• MATERIAL FOR THIS EXERCISE:

━━━

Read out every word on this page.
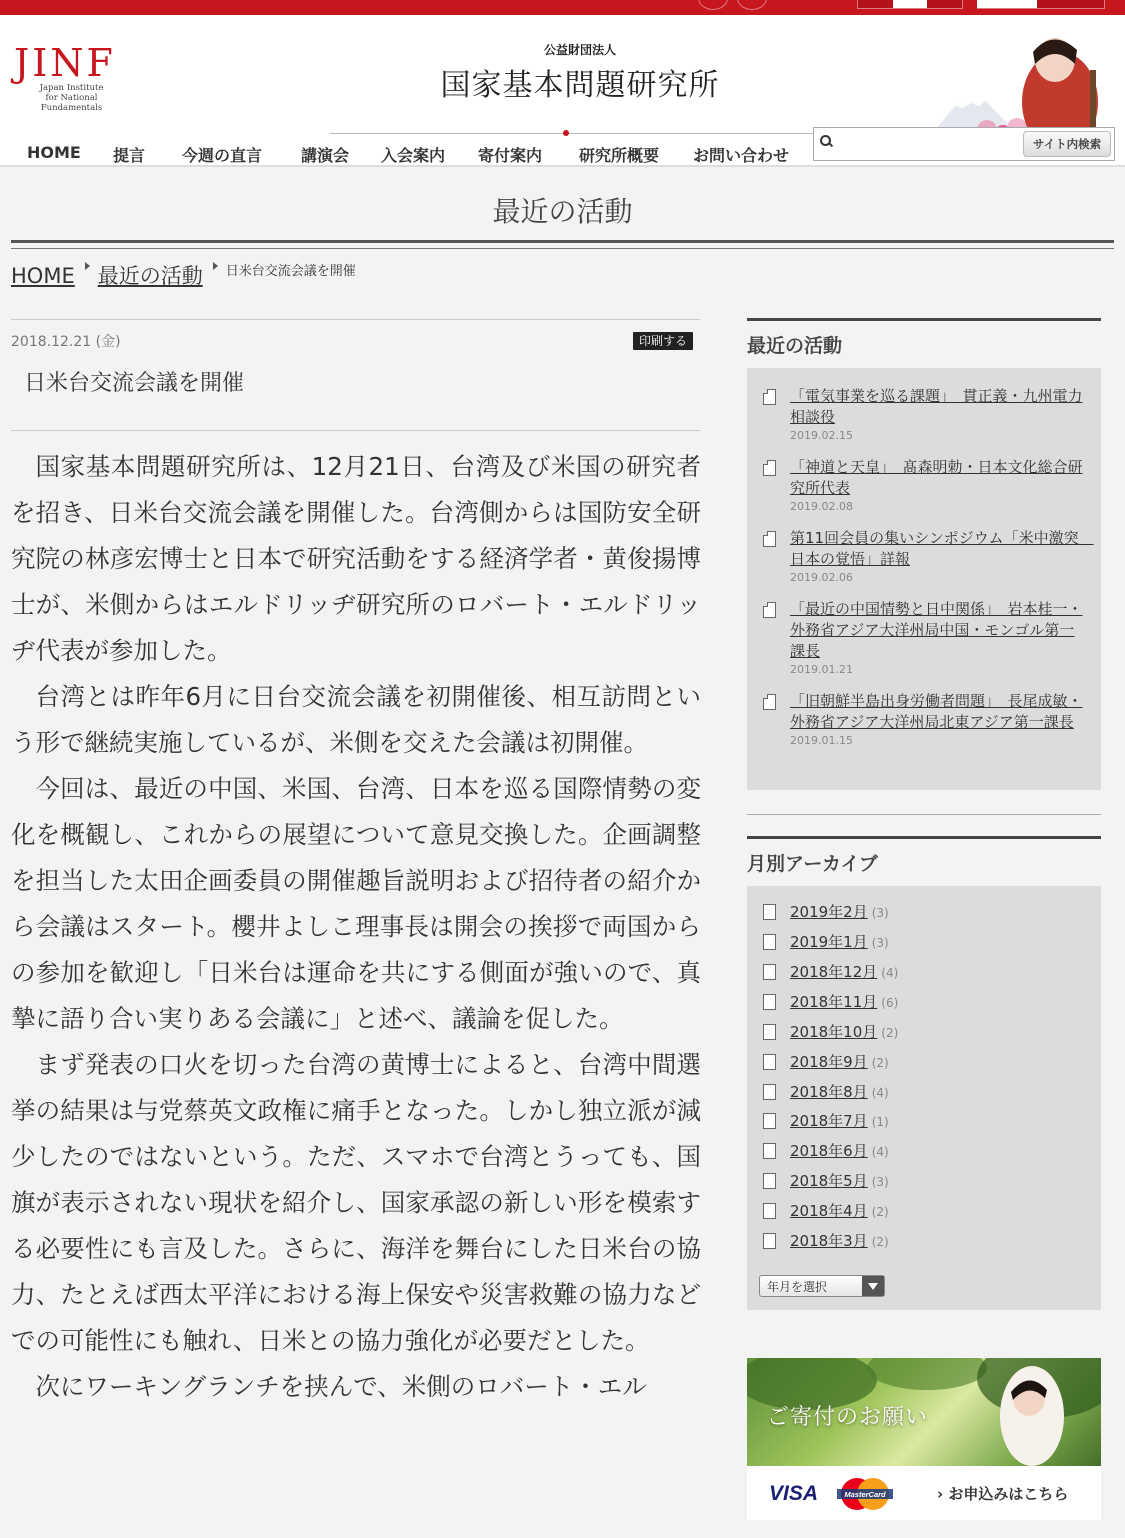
JINF
Japan Institute
for National Fundamentals
公益財団法人
国家基本問題研究所
HOME 提言 今週の直言 講演会 入会案内 寄付案内 研究所概要 お問い合わせ
サイト内検索
最近の活動
HOME 最近の活動 $^{日米台交流会議を開催}$
2018.12.21 (金)	印刷する
日米台交流会議を開催

国家基本問題研究所は、12月21日、台湾及び米国の研究者を招き、日米台交流会議を開催した。台湾側からは国防安全研究院の林彦宏博士と日本で研究活動をする経済学者・黄俊揚博士が、米側からはエルドリッヂ研究所のロバート・エルドリッヂ代表が参加した。

台湾とは昨年6月に日台交流会議を初開催後、相互訪問という形で継続実施しているが、米側を交えた会議は初開催。

今回は、最近の中国、米国、台湾、日本を巡る国際情勢の変化を概観し、これからの展望について意見交換した。企画調整を担当した太田企画委員の開催趣旨説明および招待者の紹介から会議はスタート。櫻井よしこ理事長は開会の挨拶で両国からの参加を歓迎し「日米台は運命を共にする側面が強いので、真摯に語り合い実りある会議に」と述べ、議論を促した。

まず発表の口火を切った台湾の黄博士によると、台湾中間選挙の結果は与党蔡英文政権に痛手となった。しかし独立派が減少したのではないという。ただ、スマホで台湾とうっても、国旗が表示されない現状を紹介し、国家承認の新しい形を模索する必要性にも言及した。さらに、海洋を舞台にした日米台の協力、たとえば西太平洋における海上保安や災害救難の協力などでの可能性にも触れ、日米との協力強化が必要だとした。

次にワーキングランチを挟んで、米側のロバート・エル

最近の活動
「電気事業を巡る課題」　貫正義・九州電力相談役
2019.02.15
「神道と天皇」　髙森明勅・日本文化総合研究所代表
2019.02.08
第11回会員の集いシンポジウム「米中激突　日本の覚悟」詳報
2019.02.06
「最近の中国情勢と日中関係」　岩本桂一・外務省アジア大洋州局中国・モンゴル第一課長
2019.01.21
「旧朝鮮半島出身労働者問題」　長尾成敏・外務省アジア大洋州局北東アジア第一課長
2019.01.15
月別アーカイブ
2019年2月 (3)
2019年1月 (3)
2018年12月 (4)
2018年11月 (6)
2018年10月 (2)
2018年9月 (2)
2018年8月 (4)
2018年7月 (1)
2018年6月 (4)
2018年5月 (3)
2018年4月 (2)
2018年3月 (2)
年月を選択
ご寄付のお願い
VISA	MasterCard	› お申込みはこちら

━━━

• SET TASK:
Work through the data and report how many of its lines hold the word "HOME", giving only the figure.

• FULL OUTPUT:
2